Extracted data entries:
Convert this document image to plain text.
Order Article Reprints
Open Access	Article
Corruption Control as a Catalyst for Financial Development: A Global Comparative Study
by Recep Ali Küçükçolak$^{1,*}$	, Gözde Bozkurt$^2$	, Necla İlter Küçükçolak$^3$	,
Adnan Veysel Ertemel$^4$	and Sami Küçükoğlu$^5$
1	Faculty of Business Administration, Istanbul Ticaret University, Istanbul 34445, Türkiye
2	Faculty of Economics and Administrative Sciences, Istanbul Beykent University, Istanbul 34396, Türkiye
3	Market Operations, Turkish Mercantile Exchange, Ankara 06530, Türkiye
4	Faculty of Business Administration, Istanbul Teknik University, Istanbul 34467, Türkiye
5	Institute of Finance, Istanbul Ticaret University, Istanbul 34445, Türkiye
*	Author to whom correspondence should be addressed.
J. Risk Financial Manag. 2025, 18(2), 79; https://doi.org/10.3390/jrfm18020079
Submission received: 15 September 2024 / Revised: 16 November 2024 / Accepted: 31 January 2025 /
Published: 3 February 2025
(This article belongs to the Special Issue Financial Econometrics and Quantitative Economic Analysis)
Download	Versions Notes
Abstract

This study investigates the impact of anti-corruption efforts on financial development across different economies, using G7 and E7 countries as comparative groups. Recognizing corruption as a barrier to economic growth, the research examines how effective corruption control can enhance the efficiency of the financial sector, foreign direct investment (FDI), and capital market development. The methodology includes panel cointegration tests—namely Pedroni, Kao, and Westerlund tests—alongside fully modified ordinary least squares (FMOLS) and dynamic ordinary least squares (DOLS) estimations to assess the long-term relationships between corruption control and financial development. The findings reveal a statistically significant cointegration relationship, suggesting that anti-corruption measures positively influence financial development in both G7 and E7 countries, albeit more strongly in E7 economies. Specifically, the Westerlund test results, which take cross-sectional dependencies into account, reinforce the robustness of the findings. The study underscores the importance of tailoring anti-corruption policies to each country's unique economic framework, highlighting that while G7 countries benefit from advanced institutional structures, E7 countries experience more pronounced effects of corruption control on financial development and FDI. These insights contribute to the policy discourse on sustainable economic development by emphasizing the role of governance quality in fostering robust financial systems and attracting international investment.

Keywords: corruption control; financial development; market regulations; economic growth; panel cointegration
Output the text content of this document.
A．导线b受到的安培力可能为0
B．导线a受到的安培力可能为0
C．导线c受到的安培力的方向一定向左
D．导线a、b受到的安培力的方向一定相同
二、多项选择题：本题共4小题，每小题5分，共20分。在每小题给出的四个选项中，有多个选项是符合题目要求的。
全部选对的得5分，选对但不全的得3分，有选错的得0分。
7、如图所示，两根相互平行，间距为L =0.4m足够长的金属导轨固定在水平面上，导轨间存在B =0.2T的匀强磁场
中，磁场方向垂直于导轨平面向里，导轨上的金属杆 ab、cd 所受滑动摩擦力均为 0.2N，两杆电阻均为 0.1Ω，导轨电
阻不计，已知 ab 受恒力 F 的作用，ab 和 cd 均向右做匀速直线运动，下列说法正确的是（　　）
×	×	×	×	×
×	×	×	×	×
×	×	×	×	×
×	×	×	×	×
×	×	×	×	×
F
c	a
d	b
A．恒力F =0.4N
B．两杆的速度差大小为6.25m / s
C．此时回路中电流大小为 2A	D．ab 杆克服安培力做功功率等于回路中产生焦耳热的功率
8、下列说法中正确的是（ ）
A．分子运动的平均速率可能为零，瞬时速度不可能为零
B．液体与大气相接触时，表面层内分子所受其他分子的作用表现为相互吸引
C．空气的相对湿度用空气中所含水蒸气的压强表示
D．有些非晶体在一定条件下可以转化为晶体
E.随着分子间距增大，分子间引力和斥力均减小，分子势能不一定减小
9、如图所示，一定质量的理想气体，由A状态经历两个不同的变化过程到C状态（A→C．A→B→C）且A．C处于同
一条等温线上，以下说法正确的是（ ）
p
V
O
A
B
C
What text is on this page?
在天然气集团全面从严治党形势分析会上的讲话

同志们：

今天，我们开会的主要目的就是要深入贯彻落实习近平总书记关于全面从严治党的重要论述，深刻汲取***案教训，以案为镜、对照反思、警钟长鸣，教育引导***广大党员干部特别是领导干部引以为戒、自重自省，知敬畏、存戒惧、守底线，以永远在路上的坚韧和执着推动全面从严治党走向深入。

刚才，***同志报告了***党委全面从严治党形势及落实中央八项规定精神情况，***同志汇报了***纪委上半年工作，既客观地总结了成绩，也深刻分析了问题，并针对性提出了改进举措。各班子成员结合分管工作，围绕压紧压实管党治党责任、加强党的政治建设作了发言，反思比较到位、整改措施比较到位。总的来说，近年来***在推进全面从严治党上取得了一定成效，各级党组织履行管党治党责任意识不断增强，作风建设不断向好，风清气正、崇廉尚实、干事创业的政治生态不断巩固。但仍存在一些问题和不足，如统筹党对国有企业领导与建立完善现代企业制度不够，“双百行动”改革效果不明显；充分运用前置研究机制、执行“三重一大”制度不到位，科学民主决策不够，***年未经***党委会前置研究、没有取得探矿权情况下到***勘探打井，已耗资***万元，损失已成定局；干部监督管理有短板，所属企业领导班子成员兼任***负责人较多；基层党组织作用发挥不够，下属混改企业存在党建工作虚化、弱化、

*PROBLEM:* Check each line above for the string "Ticaret", then copy the ones that have it.

*TASK SOLUTION:*
1	Faculty of Business Administration, Istanbul Ticaret University, Istanbul 34445, Türkiye
5	Institute of Finance, Istanbul Ticaret University, Istanbul 34445, Türkiye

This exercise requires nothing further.